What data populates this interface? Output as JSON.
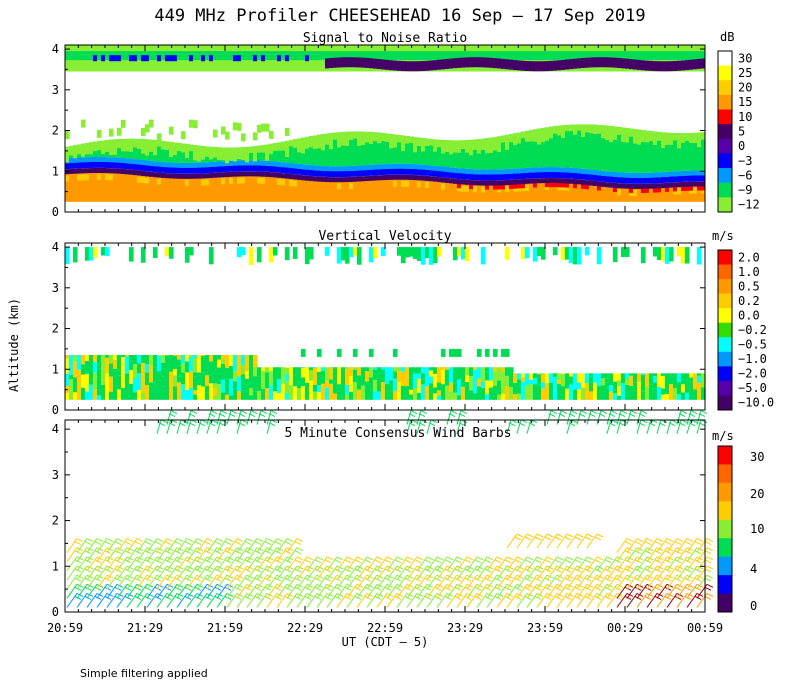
{
  "title": "449 MHz Profiler CHEESEHEAD 16 Sep – 17 Sep 2019",
  "y_axis_label": "Altitude (km)",
  "x_axis_label": "UT  (CDT – 5)",
  "footnote": "Simple filtering applied",
  "colors": {
    "white": "#ffffff",
    "yellow": "#ffff00",
    "gold": "#ffcc00",
    "orange": "#ff9900",
    "red": "#ff0000",
    "dark_purple": "#440066",
    "purple": "#5500aa",
    "blue": "#0000ff",
    "light_blue": "#0099ff",
    "cyan": "#00ffff",
    "green": "#00dd55",
    "lime": "#88ee33",
    "dark_red": "#990000"
  },
  "chart_data": [
    {
      "type": "heatmap",
      "title": "Signal to Noise Ratio",
      "x_ticks": [
        "20:59",
        "21:29",
        "21:59",
        "22:29",
        "22:59",
        "23:29",
        "23:59",
        "00:29",
        "00:59"
      ],
      "ylim": [
        0,
        4
      ],
      "y_ticks": [
        "0",
        "1",
        "2",
        "3",
        "4"
      ],
      "colorbar": {
        "unit": "dB",
        "labels": [
          "30",
          "25",
          "20",
          "15",
          "10",
          "5",
          "0",
          "−3",
          "−6",
          "−9",
          "−12"
        ],
        "colors": [
          "#ffffff",
          "#ffff00",
          "#ffcc00",
          "#ff9900",
          "#ff0000",
          "#440066",
          "#5500aa",
          "#0000ff",
          "#0099ff",
          "#00dd55",
          "#88ee33"
        ]
      },
      "layers": [
        {
          "y0": 0.25,
          "y1": 0.95,
          "value_db": 15
        },
        {
          "y0": 0.95,
          "y1": 1.05,
          "value_db": 5
        },
        {
          "y0": 1.05,
          "y1": 1.25,
          "value_db": -3
        },
        {
          "y0": 1.25,
          "y1": 1.9,
          "value_db": -12
        },
        {
          "y0": 1.9,
          "y1": 2.4,
          "value_db": 30
        },
        {
          "y0": 3.05,
          "y1": 3.6,
          "value_db": 30
        },
        {
          "y0": 3.6,
          "y1": 4.1,
          "value_db": -9
        }
      ]
    },
    {
      "type": "heatmap",
      "title": "Vertical Velocity",
      "x_ticks": [
        "20:59",
        "21:29",
        "21:59",
        "22:29",
        "22:59",
        "23:29",
        "23:59",
        "00:29",
        "00:59"
      ],
      "ylim": [
        0,
        4
      ],
      "y_ticks": [
        "0",
        "1",
        "2",
        "3",
        "4"
      ],
      "colorbar": {
        "unit": "m/s",
        "labels": [
          "2.0",
          "1.0",
          "0.5",
          "0.2",
          "0.0",
          "−0.2",
          "−0.5",
          "−1.0",
          "−2.0",
          "−5.0",
          "−10.0"
        ],
        "colors": [
          "#ff0000",
          "#ff6600",
          "#ff9900",
          "#ffcc00",
          "#ffff00",
          "#33dd00",
          "#00ffff",
          "#0099ff",
          "#0000ff",
          "#5500aa",
          "#440066"
        ]
      },
      "layers": [
        {
          "y0": 0.25,
          "y1": 1.35,
          "value_ms": -0.2
        },
        {
          "y0": 3.55,
          "y1": 4.05,
          "value_ms": -0.2
        }
      ]
    },
    {
      "type": "scatter",
      "title": "5 Minute Consensus Wind Barbs",
      "x_ticks": [
        "20:59",
        "21:29",
        "21:59",
        "22:29",
        "22:59",
        "23:29",
        "23:59",
        "00:29",
        "00:59"
      ],
      "ylim": [
        0,
        4.2
      ],
      "y_ticks": [
        "0",
        "1",
        "2",
        "3",
        "4"
      ],
      "colorbar": {
        "unit": "m/s",
        "labels": [
          "30",
          "20",
          "10",
          "4",
          "0"
        ],
        "colors": [
          "#ff0000",
          "#ff6600",
          "#ff9900",
          "#ffcc00",
          "#88ee33",
          "#00dd55",
          "#0099ff",
          "#0000ff",
          "#440066"
        ]
      },
      "barb_rows_km": [
        0.1,
        0.3,
        0.5,
        0.7,
        0.9,
        1.1,
        1.3
      ],
      "upper_rows_km": [
        3.9,
        4.1
      ],
      "mid_rows_km": [
        1.4,
        1.5
      ]
    }
  ]
}
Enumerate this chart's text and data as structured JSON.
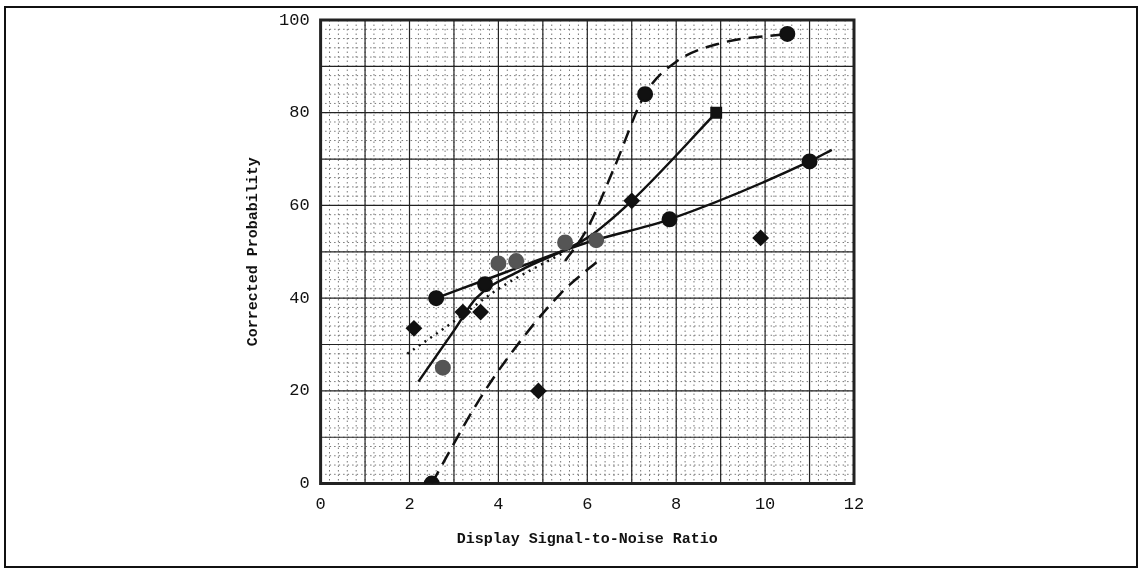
{
  "chart_data": {
    "type": "scatter",
    "xlabel": "Display Signal-to-Noise Ratio",
    "ylabel": "Corrected Probability",
    "xlim": [
      0,
      12
    ],
    "ylim": [
      0,
      100
    ],
    "xticks": [
      0,
      2,
      4,
      6,
      8,
      10,
      12
    ],
    "yticks": [
      0,
      20,
      40,
      60,
      80,
      100
    ],
    "grid": true,
    "legend": false,
    "series": [
      {
        "type": "line",
        "line_style": "dashed",
        "marker": "none",
        "color": "#111111",
        "x": [
          2.5,
          3.5,
          4.2,
          5.4,
          6.3
        ],
        "values": [
          0,
          17,
          27,
          41,
          48.5
        ]
      },
      {
        "type": "line",
        "line_style": "dashed",
        "marker": "none",
        "color": "#111111",
        "x": [
          5.5,
          6.0,
          6.6,
          7.3,
          8.0,
          9.0,
          10.5
        ],
        "values": [
          48,
          55,
          68,
          84,
          91,
          95,
          97
        ]
      },
      {
        "type": "line",
        "line_style": "solid",
        "marker": "none",
        "color": "#111111",
        "x": [
          2.2,
          3.0,
          3.5,
          4.5,
          6.0,
          7.0,
          8.9
        ],
        "values": [
          22,
          33,
          40,
          46,
          53,
          61,
          80
        ]
      },
      {
        "type": "line",
        "line_style": "solid",
        "marker": "none",
        "color": "#111111",
        "x": [
          2.6,
          4.0,
          6.0,
          7.85,
          11.0,
          11.5
        ],
        "values": [
          40,
          45,
          52,
          57,
          69.5,
          72
        ]
      },
      {
        "type": "line",
        "line_style": "dotted",
        "marker": "none",
        "color": "#111111",
        "x": [
          1.95,
          3.0,
          4.0,
          5.5
        ],
        "values": [
          28,
          35,
          42,
          50
        ]
      },
      {
        "type": "scatter",
        "marker": "circle",
        "color": "#111111",
        "x": [
          2.5,
          2.6,
          3.7,
          7.3,
          7.85,
          10.5,
          11.0
        ],
        "values": [
          0,
          40,
          43,
          84,
          57,
          97,
          69.5
        ]
      },
      {
        "type": "scatter",
        "marker": "diamond",
        "color": "#111111",
        "x": [
          2.1,
          3.2,
          3.6,
          4.9,
          7.0,
          9.9
        ],
        "values": [
          33.5,
          37,
          37,
          20,
          61,
          53
        ]
      },
      {
        "type": "scatter",
        "marker": "circle",
        "color": "#555555",
        "x": [
          2.75,
          4.0,
          4.4,
          5.5,
          6.2
        ],
        "values": [
          25,
          47.5,
          48,
          52,
          52.5
        ]
      },
      {
        "type": "scatter",
        "marker": "square",
        "color": "#111111",
        "x": [
          8.9
        ],
        "values": [
          80
        ]
      }
    ]
  }
}
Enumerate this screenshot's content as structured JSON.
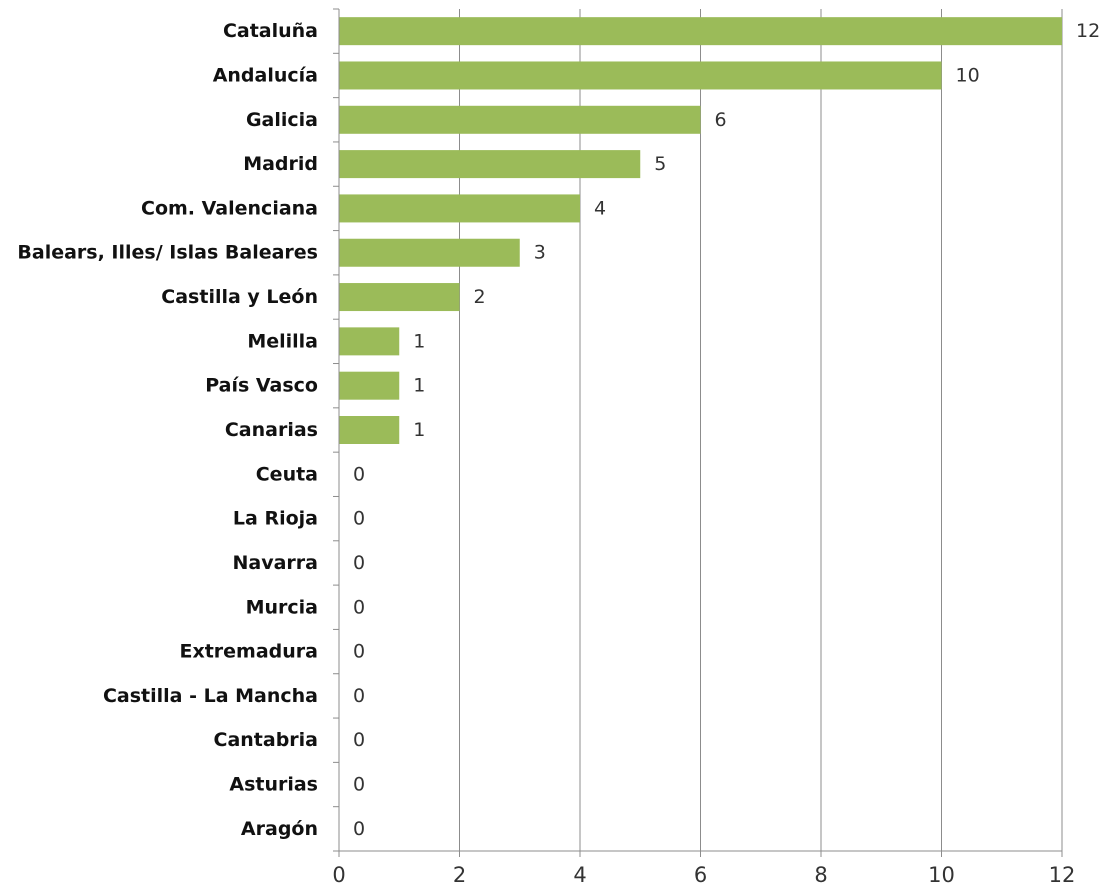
{
  "chart_data": {
    "type": "bar",
    "orientation": "horizontal",
    "title": "",
    "xlabel": "",
    "ylabel": "",
    "categories": [
      "Cataluña",
      "Andalucía",
      "Galicia",
      "Madrid",
      "Com. Valenciana",
      "Balears, Illes/ Islas Baleares",
      "Castilla y León",
      "Melilla",
      "País Vasco",
      "Canarias",
      "Ceuta",
      "La Rioja",
      "Navarra",
      "Murcia",
      "Extremadura",
      "Castilla - La Mancha",
      "Cantabria",
      "Asturias",
      "Aragón"
    ],
    "values": [
      12,
      10,
      6,
      5,
      4,
      3,
      2,
      1,
      1,
      1,
      0,
      0,
      0,
      0,
      0,
      0,
      0,
      0,
      0
    ],
    "data_labels": [
      "12",
      "10",
      "6",
      "5",
      "4",
      "3",
      "2",
      "1",
      "1",
      "1",
      "0",
      "0",
      "0",
      "0",
      "0",
      "0",
      "0",
      "0",
      "0"
    ],
    "xlim": [
      0,
      12
    ],
    "x_ticks": [
      0,
      2,
      4,
      6,
      8,
      10,
      12
    ],
    "x_tick_labels": [
      "0",
      "2",
      "4",
      "6",
      "8",
      "10",
      "12"
    ],
    "grid": "vertical",
    "legend": "none",
    "bar_color": "#9BBB59",
    "grid_color": "#8C8C8C",
    "axis_color": "#8C8C8C"
  }
}
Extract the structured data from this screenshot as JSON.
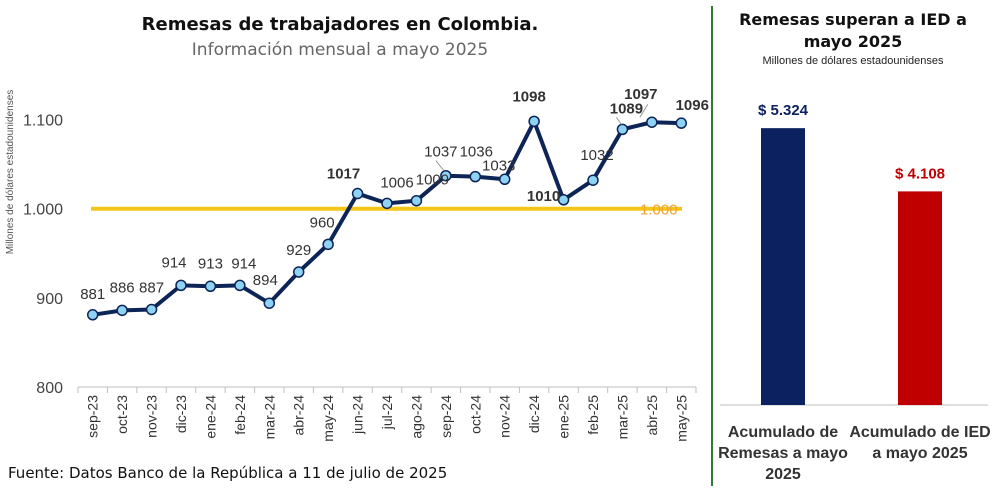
{
  "left_chart": {
    "title": "Remesas de trabajadores  en Colombia.",
    "subtitle": "Información mensual a mayo 2025",
    "ylabel": "Millones de dólares estadounidenses",
    "source": "Fuente: Datos Banco de la República a 11 de julio de 2025"
  },
  "right_chart": {
    "title": "Remesas superan a IED a mayo 2025",
    "subtitle": "Millones de dólares estadounidenses"
  },
  "colors": {
    "line": "#0d2457",
    "marker": "#8fd3f4",
    "reference": "#f5c518",
    "reference_label": "#f0a030",
    "bar_remesas": "#0c2160",
    "bar_ied": "#c00000",
    "divider": "#2e7d32"
  },
  "chart_data": [
    {
      "type": "line",
      "title": "Remesas de trabajadores  en Colombia.",
      "subtitle": "Información mensual a mayo 2025",
      "ylabel": "Millones de dólares estadounidenses",
      "categories": [
        "sep-23",
        "oct-23",
        "nov-23",
        "dic-23",
        "ene-24",
        "feb-24",
        "mar-24",
        "abr-24",
        "may-24",
        "jun-24",
        "jul-24",
        "ago-24",
        "sep-24",
        "oct-24",
        "nov-24",
        "dic-24",
        "ene-25",
        "feb-25",
        "mar-25",
        "abr-25",
        "may-25"
      ],
      "values": [
        881,
        886,
        887,
        914,
        913,
        914,
        894,
        929,
        960,
        1017,
        1006,
        1009,
        1037,
        1036,
        1033,
        1098,
        1010,
        1032,
        1089,
        1097,
        1096
      ],
      "labels": [
        "881",
        "886",
        "887",
        "914",
        "913",
        "914",
        "894",
        "929",
        "960",
        "1017",
        "1006",
        "1009",
        "1037",
        "1036",
        "1033",
        "1098",
        "1010",
        "1032",
        "1089",
        "1097",
        "1096"
      ],
      "ylim": [
        800,
        1150
      ],
      "yticks": [
        800,
        900,
        1000,
        1100
      ],
      "ytick_labels": [
        "800",
        "900",
        "1.000",
        "1.100"
      ],
      "reference_line": {
        "value": 1000,
        "label": "1.000"
      },
      "grid": false
    },
    {
      "type": "bar",
      "title": "Remesas superan a IED a mayo 2025",
      "subtitle": "Millones de dólares estadounidenses",
      "categories": [
        "Acumulado de Remesas a mayo 2025",
        "Acumulado de IED a mayo 2025"
      ],
      "values": [
        5324,
        4108
      ],
      "labels": [
        "$ 5.324",
        "$ 4.108"
      ],
      "ylim": [
        0,
        6500
      ]
    }
  ]
}
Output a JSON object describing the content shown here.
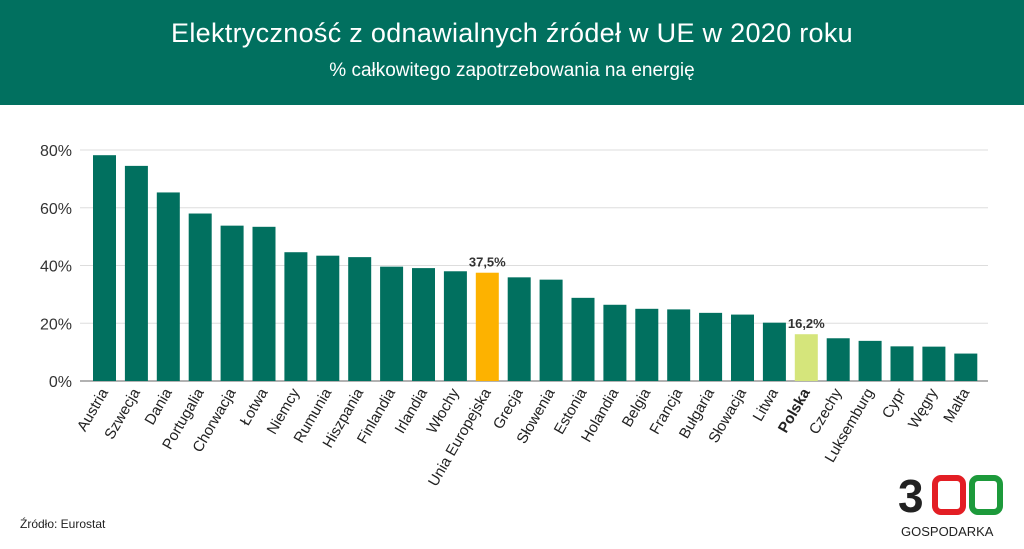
{
  "header": {
    "title": "Elektryczność z odnawialnych źródeł w UE w 2020 roku",
    "subtitle": "% całkowitego zapotrzebowania na energię"
  },
  "source": "Źródło: Eurostat",
  "logo": {
    "text": "300",
    "subtext": "GOSPODARKA"
  },
  "chart_data": {
    "type": "bar",
    "title": "Elektryczność z odnawialnych źródeł w UE w 2020 roku",
    "subtitle": "% całkowitego zapotrzebowania na energię",
    "categories": [
      "Austria",
      "Szwecja",
      "Dania",
      "Portugalia",
      "Chorwacja",
      "Łotwa",
      "Niemcy",
      "Rumunia",
      "Hiszpania",
      "Finlandia",
      "Irlandia",
      "Włochy",
      "Unia Europejska",
      "Grecja",
      "Słowenia",
      "Estonia",
      "Holandia",
      "Belgia",
      "Francja",
      "Bułgaria",
      "Słowacja",
      "Litwa",
      "Polska",
      "Czechy",
      "Luksemburg",
      "Cypr",
      "Węgry",
      "Malta"
    ],
    "values": [
      78.2,
      74.5,
      65.3,
      58,
      53.8,
      53.4,
      44.6,
      43.4,
      42.9,
      39.6,
      39.1,
      38,
      37.5,
      35.9,
      35.1,
      28.8,
      26.4,
      25,
      24.8,
      23.6,
      23,
      20.2,
      16.2,
      14.8,
      13.9,
      12,
      11.9,
      9.5
    ],
    "ylim": [
      0,
      80
    ],
    "yticks": [
      0,
      20,
      40,
      60,
      80
    ],
    "ytick_labels": [
      "0%",
      "20%",
      "40%",
      "60%",
      "80%"
    ],
    "grid": true,
    "data_labels": {
      "Unia Europejska": "37,5%",
      "Polska": "16,2%"
    },
    "colors": {
      "default": "#01705f",
      "Unia Europejska": "#fdb200",
      "Polska": "#d5e57b"
    },
    "bold_categories": [
      "Polska"
    ]
  }
}
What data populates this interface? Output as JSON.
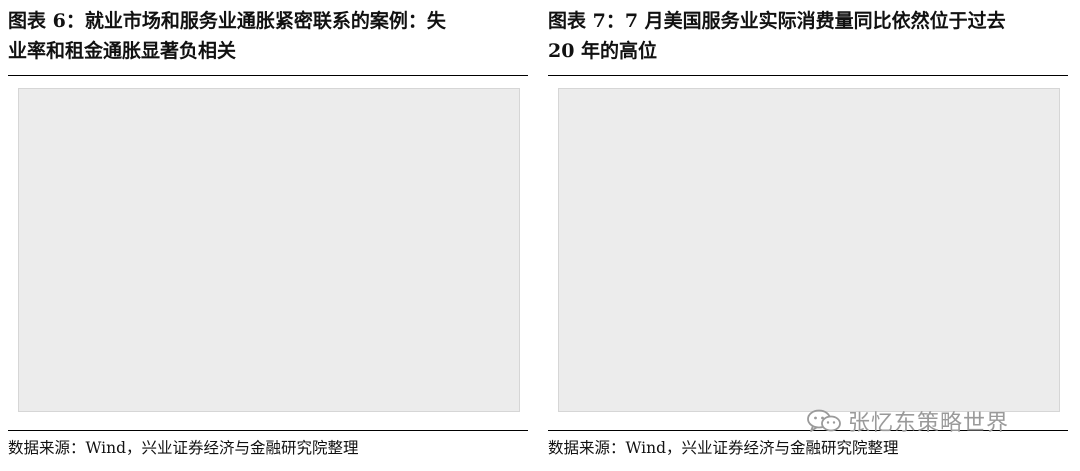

——————

Direction
Give only the number of lines that include the word "JSON".

Exercise answer
6